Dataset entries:
----------

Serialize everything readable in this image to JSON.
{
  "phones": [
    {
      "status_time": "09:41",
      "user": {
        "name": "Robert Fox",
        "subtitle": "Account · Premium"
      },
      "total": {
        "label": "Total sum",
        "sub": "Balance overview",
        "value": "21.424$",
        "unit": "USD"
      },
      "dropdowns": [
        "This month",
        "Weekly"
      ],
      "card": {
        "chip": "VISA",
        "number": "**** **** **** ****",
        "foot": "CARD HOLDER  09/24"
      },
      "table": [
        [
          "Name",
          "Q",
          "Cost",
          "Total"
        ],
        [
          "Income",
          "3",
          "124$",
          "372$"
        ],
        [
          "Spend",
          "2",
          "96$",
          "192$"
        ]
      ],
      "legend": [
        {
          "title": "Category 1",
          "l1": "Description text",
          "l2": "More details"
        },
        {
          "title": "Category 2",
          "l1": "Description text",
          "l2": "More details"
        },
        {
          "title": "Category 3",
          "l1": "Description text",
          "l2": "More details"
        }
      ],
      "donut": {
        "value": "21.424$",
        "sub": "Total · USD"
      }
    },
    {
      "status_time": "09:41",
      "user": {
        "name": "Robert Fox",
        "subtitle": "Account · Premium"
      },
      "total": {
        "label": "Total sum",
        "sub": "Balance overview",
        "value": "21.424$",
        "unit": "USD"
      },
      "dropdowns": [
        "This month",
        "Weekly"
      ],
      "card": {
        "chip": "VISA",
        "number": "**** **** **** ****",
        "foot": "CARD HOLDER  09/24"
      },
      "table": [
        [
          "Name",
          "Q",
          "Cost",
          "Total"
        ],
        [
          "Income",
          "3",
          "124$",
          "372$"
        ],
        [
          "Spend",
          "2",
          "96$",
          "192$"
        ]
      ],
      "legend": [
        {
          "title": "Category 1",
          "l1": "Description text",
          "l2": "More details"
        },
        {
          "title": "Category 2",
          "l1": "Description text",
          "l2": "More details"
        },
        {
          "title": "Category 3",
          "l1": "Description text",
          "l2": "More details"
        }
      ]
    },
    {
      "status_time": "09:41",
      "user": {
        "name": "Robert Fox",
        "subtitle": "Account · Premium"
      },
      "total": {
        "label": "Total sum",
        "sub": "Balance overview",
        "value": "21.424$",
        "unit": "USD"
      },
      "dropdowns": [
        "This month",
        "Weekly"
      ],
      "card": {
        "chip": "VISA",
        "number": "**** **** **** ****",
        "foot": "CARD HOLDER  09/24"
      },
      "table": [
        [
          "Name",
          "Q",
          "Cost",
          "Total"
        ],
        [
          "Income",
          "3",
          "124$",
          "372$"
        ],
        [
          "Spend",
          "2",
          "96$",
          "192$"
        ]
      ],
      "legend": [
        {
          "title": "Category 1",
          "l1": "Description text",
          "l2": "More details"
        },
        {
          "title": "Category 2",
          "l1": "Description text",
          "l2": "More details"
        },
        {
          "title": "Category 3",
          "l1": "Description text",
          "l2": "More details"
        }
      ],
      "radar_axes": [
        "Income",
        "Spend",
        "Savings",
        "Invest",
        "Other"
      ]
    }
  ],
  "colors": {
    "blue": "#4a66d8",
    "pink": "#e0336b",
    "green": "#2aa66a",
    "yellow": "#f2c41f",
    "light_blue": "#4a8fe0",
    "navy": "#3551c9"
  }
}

----------

Problem statement
Reproduce every line above without error.

Full solution
Serialize everything readable in this image to JSON.
{
  "phones": [
    {
      "status_time": "09:41",
      "user": {
        "name": "Robert Fox",
        "subtitle": "Account · Premium"
      },
      "total": {
        "label": "Total sum",
        "sub": "Balance overview",
        "value": "21.424$",
        "unit": "USD"
      },
      "dropdowns": [
        "This month",
        "Weekly"
      ],
      "card": {
        "chip": "VISA",
        "number": "**** **** **** ****",
        "foot": "CARD HOLDER  09/24"
      },
      "table": [
        [
          "Name",
          "Q",
          "Cost",
          "Total"
        ],
        [
          "Income",
          "3",
          "124$",
          "372$"
        ],
        [
          "Spend",
          "2",
          "96$",
          "192$"
        ]
      ],
      "legend": [
        {
          "title": "Category 1",
          "l1": "Description text",
          "l2": "More details"
        },
        {
          "title": "Category 2",
          "l1": "Description text",
          "l2": "More details"
        },
        {
          "title": "Category 3",
          "l1": "Description text",
          "l2": "More details"
        }
      ],
      "donut": {
        "value": "21.424$",
        "sub": "Total · USD"
      }
    },
    {
      "status_time": "09:41",
      "user": {
        "name": "Robert Fox",
        "subtitle": "Account · Premium"
      },
      "total": {
        "label": "Total sum",
        "sub": "Balance overview",
        "value": "21.424$",
        "unit": "USD"
      },
      "dropdowns": [
        "This month",
        "Weekly"
      ],
      "card": {
        "chip": "VISA",
        "number": "**** **** **** ****",
        "foot": "CARD HOLDER  09/24"
      },
      "table": [
        [
          "Name",
          "Q",
          "Cost",
          "Total"
        ],
        [
          "Income",
          "3",
          "124$",
          "372$"
        ],
        [
          "Spend",
          "2",
          "96$",
          "192$"
        ]
      ],
      "legend": [
        {
          "title": "Category 1",
          "l1": "Description text",
          "l2": "More details"
        },
        {
          "title": "Category 2",
          "l1": "Description text",
          "l2": "More details"
        },
        {
          "title": "Category 3",
          "l1": "Description text",
          "l2": "More details"
        }
      ]
    },
    {
      "status_time": "09:41",
      "user": {
        "name": "Robert Fox",
        "subtitle": "Account · Premium"
      },
      "total": {
        "label": "Total sum",
        "sub": "Balance overview",
        "value": "21.424$",
        "unit": "USD"
      },
      "dropdowns": [
        "This month",
        "Weekly"
      ],
      "card": {
        "chip": "VISA",
        "number": "**** **** **** ****",
        "foot": "CARD HOLDER  09/24"
      },
      "table": [
        [
          "Name",
          "Q",
          "Cost",
          "Total"
        ],
        [
          "Income",
          "3",
          "124$",
          "372$"
        ],
        [
          "Spend",
          "2",
          "96$",
          "192$"
        ]
      ],
      "legend": [
        {
          "title": "Category 1",
          "l1": "Description text",
          "l2": "More details"
        },
        {
          "title": "Category 2",
          "l1": "Description text",
          "l2": "More details"
        },
        {
          "title": "Category 3",
          "l1": "Description text",
          "l2": "More details"
        }
      ],
      "radar_axes": [
        "Income",
        "Spend",
        "Savings",
        "Invest",
        "Other"
      ]
    }
  ],
  "colors": {
    "blue": "#4a66d8",
    "pink": "#e0336b",
    "green": "#2aa66a",
    "yellow": "#f2c41f",
    "light_blue": "#4a8fe0",
    "navy": "#3551c9"
  }
}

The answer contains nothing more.